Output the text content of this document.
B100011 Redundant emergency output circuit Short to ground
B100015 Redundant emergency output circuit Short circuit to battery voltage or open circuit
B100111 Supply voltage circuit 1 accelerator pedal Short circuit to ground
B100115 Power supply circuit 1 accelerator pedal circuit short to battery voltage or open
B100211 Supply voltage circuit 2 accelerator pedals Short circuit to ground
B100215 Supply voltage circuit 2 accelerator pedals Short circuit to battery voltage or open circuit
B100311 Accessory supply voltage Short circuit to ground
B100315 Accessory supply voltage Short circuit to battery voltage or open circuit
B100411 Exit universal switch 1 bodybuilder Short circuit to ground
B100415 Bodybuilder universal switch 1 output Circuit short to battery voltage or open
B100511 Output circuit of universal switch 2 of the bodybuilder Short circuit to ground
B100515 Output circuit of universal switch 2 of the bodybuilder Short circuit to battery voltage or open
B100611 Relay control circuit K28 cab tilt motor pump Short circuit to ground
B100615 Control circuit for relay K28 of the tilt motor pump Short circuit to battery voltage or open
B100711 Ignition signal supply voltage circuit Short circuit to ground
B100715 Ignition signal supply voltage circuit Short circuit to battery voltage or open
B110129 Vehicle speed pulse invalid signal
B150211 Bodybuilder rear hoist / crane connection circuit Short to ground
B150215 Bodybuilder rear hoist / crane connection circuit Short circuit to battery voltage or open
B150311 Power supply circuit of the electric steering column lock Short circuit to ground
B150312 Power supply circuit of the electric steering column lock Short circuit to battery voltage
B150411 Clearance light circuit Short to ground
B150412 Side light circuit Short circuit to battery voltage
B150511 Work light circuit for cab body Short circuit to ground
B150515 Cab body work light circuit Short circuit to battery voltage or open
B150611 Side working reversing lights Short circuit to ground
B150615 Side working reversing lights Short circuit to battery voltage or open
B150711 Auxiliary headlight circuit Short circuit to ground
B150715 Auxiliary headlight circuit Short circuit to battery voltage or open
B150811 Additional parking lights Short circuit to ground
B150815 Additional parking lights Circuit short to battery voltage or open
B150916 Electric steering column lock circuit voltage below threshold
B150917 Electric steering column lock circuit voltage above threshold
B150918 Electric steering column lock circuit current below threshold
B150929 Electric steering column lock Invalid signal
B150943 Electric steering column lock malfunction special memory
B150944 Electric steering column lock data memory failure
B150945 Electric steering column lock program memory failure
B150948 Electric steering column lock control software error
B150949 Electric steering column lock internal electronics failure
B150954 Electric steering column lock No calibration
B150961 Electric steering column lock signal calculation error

## Task directions
Check each line above for the string "hoist" and show the ones that have it.

## The solution
B150211 Bodybuilder rear hoist / crane connection circuit Short to ground
B150215 Bodybuilder rear hoist / crane connection circuit Short circuit to battery voltage or open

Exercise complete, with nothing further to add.